→ **INSTRUCTIONS TO FOLLOW**
Search the records for "name" and copy each line that holds it.

→ **DATASET RECORDS**
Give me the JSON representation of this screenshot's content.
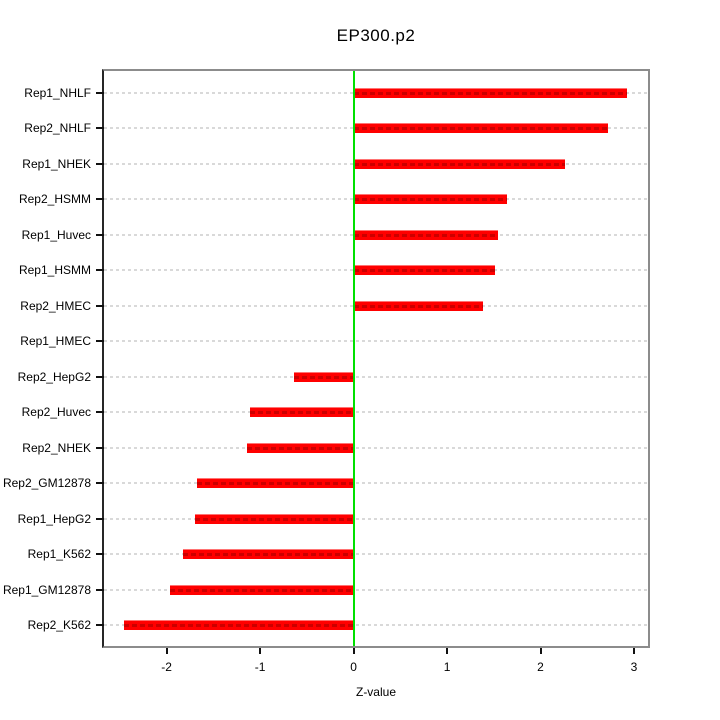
{
  "chart_data": {
    "type": "bar",
    "orientation": "horizontal",
    "title": "EP300.p2",
    "xlabel": "Z-value",
    "ylabel": "",
    "categories": [
      "Rep1_NHLF",
      "Rep2_NHLF",
      "Rep1_NHEK",
      "Rep2_HSMM",
      "Rep1_Huvec",
      "Rep1_HSMM",
      "Rep2_HMEC",
      "Rep1_HMEC",
      "Rep2_HepG2",
      "Rep2_Huvec",
      "Rep2_NHEK",
      "Rep2_GM12878",
      "Rep1_HepG2",
      "Rep1_K562",
      "Rep1_GM12878",
      "Rep2_K562"
    ],
    "values": [
      2.93,
      2.72,
      2.26,
      1.64,
      1.55,
      1.51,
      1.39,
      0.0,
      -0.64,
      -1.11,
      -1.14,
      -1.67,
      -1.7,
      -1.83,
      -1.96,
      -2.46
    ],
    "xlim": [
      -2.67,
      3.15
    ],
    "xticks": [
      -2,
      -1,
      0,
      1,
      2,
      3
    ],
    "zero_line_at": 0,
    "grid": "dotted-horizontal-per-category",
    "legend": null,
    "colors": {
      "bar": "#FF0000",
      "bar_dash_overlay": "#D40000",
      "zero_line": "#00E000",
      "grid": "#D9D9D9",
      "frame": "#8C8C8C",
      "axis": "#000000",
      "text": "#000000",
      "background": "#FFFFFF"
    }
  }
}
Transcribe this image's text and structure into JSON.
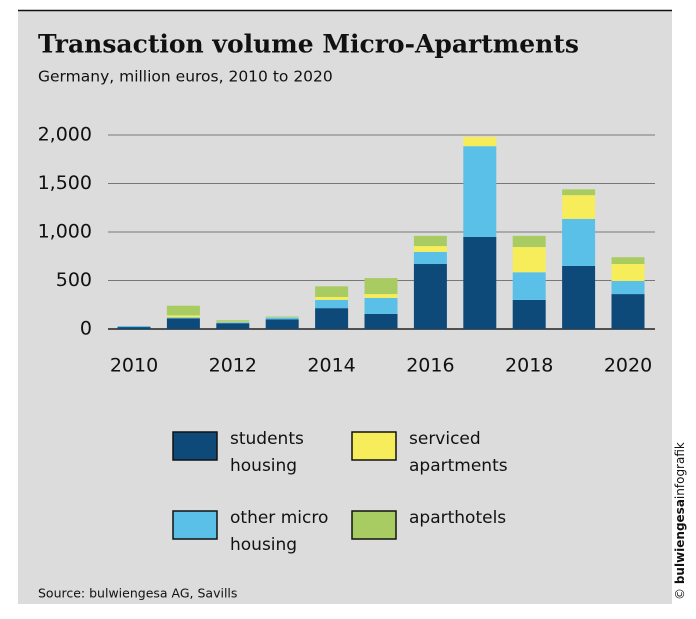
{
  "chart_data": {
    "type": "stacked_bar",
    "title": "Transaction volume Micro-Apartments",
    "subtitle": "Germany, million euros, 2010 to 2020",
    "categories": [
      "2010",
      null,
      "2012",
      null,
      "2014",
      null,
      "2016",
      null,
      "2018",
      null,
      "2020"
    ],
    "series": [
      {
        "name": "students housing",
        "color": "#0d4a7a",
        "values": [
          20,
          110,
          60,
          100,
          215,
          155,
          670,
          950,
          300,
          650,
          360
        ]
      },
      {
        "name": "other micro housing",
        "color": "#5bc0e8",
        "values": [
          10,
          10,
          10,
          20,
          85,
          165,
          125,
          935,
          285,
          485,
          135
        ]
      },
      {
        "name": "serviced apartments",
        "color": "#f7ec5a",
        "values": [
          0,
          20,
          5,
          5,
          30,
          40,
          60,
          95,
          260,
          245,
          175
        ]
      },
      {
        "name": "aparthotels",
        "color": "#a8cc62",
        "values": [
          0,
          100,
          15,
          5,
          110,
          165,
          105,
          0,
          115,
          60,
          70
        ]
      }
    ],
    "ylim": [
      0,
      2000
    ],
    "yticks": [
      0,
      500,
      {
        "value": 1000,
        "label": "1,000"
      },
      {
        "value": 1500,
        "label": "1,500"
      },
      {
        "value": 2000,
        "label": "2,000"
      }
    ],
    "grid": true,
    "source": "Source: bulwiengesa AG, Savills",
    "credit": {
      "symbol": "©",
      "brand": "bulwiengesa",
      "suffix": "infografik"
    }
  }
}
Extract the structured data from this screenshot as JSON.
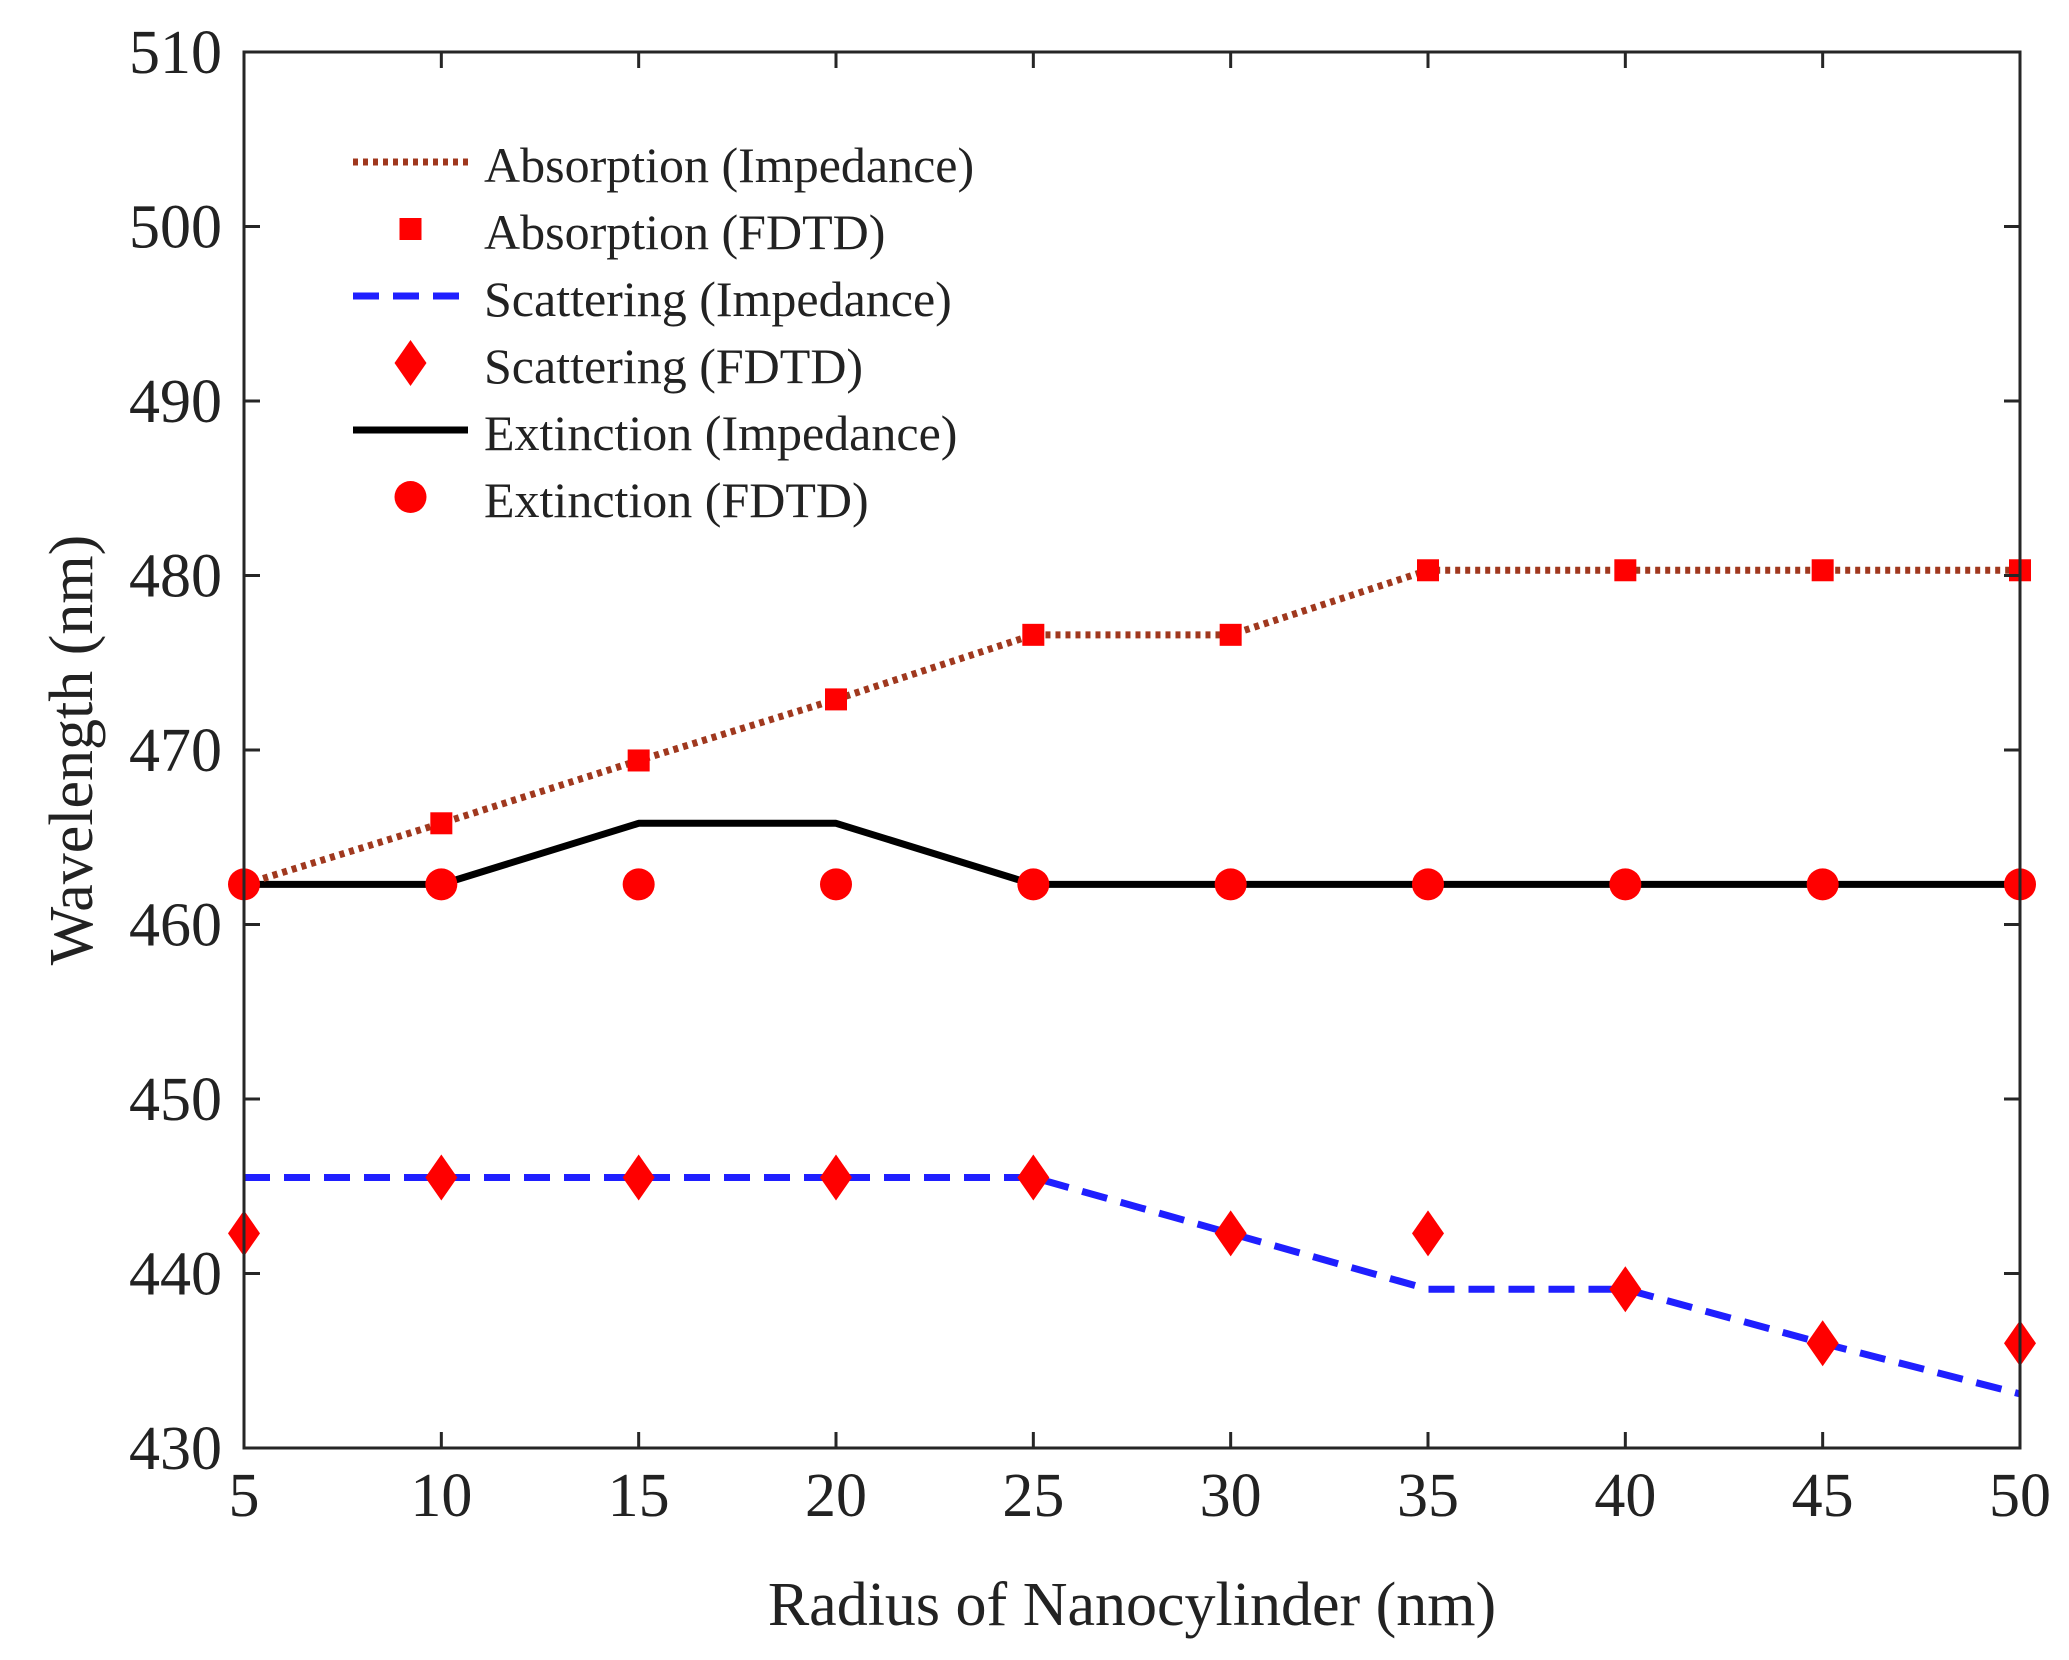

→ **TASK OUTPUT**
        "name": "students housing",
        "name": "other micro housing",
        "name": "serviced apartments",
        "name": "aparthotels",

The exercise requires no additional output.